### EXERCISE INSTRUCTIONS
From the conclusion on voice-hearing terminology below, reproduce verbatim the passage that begins at the words "A first, obvious" and stops after the words "in this sense.)".

### SELECTED TEXT
..............................
6 Conclusion: Implications for Further Work

A first, obvious lesson to be drawn from our findings is that extreme care is needed when using terminology like ‘inner’ vs. ‘outer’, ‘internal’ vs. ‘external’ etc. when assessing AVHs. We suggest that wherever such terminology is used, it ought to be accompanied by explicit commentary. Where it is used by voice-hearers, interviewers should ask for clarification. Here are some examples for possible questions and commentaries. (The answer options may consist in yes/no, or in a scale with different frequencies. The scale/questionnaire should also specify the relevant meaning of ‘voices’; for example: Many people ‘hear voices’ that are not really there, or that cannot be heard by others even if they are close enough. The following questions are about experiences of ‘voices’ in this sense.)

  • Questions about location, literally understood:

    1. (a)

      Do you experience voices that sound as if they come from the space around you, outside your body?

    2. (b)

      Do you experience voices that sound as if they come from inside your body?
..............................
### ENTRIES PROVIDED
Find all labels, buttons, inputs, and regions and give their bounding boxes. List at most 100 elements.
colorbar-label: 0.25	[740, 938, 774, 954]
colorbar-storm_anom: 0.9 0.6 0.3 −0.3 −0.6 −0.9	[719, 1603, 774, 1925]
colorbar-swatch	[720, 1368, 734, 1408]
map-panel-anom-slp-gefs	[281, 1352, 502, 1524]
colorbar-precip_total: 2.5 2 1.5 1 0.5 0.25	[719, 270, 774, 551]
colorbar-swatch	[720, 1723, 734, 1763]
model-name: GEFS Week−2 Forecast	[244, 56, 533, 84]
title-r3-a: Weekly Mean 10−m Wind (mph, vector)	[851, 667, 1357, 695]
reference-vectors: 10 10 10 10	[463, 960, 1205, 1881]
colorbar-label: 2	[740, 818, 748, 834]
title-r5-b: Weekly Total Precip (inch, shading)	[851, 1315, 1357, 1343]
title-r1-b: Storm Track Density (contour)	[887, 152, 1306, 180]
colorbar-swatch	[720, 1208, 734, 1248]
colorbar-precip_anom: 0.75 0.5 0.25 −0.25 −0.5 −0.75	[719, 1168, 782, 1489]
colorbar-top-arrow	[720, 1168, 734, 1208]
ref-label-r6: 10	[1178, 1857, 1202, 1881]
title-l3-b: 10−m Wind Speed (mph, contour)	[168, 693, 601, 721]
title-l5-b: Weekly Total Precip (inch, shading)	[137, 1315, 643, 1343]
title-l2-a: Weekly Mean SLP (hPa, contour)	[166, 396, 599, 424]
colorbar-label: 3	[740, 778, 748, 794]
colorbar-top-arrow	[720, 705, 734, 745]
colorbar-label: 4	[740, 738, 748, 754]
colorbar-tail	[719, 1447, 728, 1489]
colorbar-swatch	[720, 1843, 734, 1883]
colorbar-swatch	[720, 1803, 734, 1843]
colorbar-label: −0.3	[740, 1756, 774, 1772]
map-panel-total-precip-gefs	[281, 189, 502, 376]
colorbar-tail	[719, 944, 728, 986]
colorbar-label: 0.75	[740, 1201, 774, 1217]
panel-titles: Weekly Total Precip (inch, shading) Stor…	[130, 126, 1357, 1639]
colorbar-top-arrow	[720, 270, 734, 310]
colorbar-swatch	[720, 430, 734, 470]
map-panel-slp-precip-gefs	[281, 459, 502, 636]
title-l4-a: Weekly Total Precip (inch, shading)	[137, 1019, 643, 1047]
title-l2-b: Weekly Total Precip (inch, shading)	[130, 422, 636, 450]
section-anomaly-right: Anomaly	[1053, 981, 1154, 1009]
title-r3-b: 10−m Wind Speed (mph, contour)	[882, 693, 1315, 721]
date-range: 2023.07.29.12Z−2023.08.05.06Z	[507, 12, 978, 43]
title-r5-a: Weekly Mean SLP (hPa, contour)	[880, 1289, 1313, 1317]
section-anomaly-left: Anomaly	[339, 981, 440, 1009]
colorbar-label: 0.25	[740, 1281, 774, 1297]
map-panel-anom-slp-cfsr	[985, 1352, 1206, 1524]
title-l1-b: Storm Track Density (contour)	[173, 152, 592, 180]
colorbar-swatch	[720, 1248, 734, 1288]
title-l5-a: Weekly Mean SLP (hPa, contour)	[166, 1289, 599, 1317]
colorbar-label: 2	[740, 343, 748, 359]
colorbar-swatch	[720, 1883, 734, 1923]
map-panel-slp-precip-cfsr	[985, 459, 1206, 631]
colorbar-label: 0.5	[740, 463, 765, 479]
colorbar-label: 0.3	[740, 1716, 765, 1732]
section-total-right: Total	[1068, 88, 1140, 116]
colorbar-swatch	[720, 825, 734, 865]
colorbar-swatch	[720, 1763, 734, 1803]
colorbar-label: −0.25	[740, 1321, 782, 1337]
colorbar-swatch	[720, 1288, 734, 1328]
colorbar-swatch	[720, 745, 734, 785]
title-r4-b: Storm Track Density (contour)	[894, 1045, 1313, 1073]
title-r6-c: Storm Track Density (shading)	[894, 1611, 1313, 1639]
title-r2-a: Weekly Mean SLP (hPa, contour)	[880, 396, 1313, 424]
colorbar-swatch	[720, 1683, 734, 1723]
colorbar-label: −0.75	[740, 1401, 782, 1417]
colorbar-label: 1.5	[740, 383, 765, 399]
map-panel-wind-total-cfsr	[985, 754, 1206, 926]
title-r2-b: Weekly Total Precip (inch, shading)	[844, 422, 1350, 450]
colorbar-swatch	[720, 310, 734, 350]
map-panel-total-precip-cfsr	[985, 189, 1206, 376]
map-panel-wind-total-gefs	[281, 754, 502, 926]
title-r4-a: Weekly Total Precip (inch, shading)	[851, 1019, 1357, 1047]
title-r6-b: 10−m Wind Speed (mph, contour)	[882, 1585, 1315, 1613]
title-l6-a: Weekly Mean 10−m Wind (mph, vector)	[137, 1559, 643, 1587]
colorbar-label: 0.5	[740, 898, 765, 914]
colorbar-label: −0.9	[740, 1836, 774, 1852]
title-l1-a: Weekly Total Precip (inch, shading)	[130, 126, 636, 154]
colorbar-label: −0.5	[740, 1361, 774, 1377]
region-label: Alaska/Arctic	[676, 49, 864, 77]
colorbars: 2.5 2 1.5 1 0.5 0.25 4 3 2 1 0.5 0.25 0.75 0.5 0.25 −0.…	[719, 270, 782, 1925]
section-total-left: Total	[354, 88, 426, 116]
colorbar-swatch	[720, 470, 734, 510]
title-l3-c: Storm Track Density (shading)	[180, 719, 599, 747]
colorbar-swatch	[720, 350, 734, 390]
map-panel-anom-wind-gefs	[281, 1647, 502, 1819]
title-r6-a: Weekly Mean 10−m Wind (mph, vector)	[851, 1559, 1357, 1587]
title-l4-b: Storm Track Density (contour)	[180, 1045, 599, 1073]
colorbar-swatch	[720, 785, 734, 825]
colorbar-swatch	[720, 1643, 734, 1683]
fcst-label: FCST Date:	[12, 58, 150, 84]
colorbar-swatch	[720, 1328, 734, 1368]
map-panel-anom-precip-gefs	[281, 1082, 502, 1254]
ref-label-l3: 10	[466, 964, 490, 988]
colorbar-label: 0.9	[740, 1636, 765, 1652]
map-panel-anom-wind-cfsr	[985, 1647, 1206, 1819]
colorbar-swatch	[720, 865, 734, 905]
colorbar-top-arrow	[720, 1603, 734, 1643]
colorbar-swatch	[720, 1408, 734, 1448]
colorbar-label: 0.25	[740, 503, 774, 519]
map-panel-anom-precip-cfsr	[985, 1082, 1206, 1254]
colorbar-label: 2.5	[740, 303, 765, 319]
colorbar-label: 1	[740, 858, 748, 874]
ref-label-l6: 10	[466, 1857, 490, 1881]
..............................
### WRITTEN RESPONSE
A first, obvious lesson to be drawn from our findings is that extreme care is needed when using terminology like ‘inner’ vs. ‘outer’, ‘internal’ vs. ‘external’ etc. when assessing AVHs. We suggest that wherever such terminology is used, it ought to be accompanied by explicit commentary. Where it is used by voice-hearers, interviewers should ask for clarification. Here are some examples for possible questions and commentaries. (The answer options may consist in yes/no, or in a scale with different frequencies. The scale/questionnaire should also specify the relevant meaning of ‘voices’; for example: Many people ‘hear voices’ that are not really there, or that cannot be heard by others even if they are close enough. The following questions are about experiences of ‘voices’ in this sense.)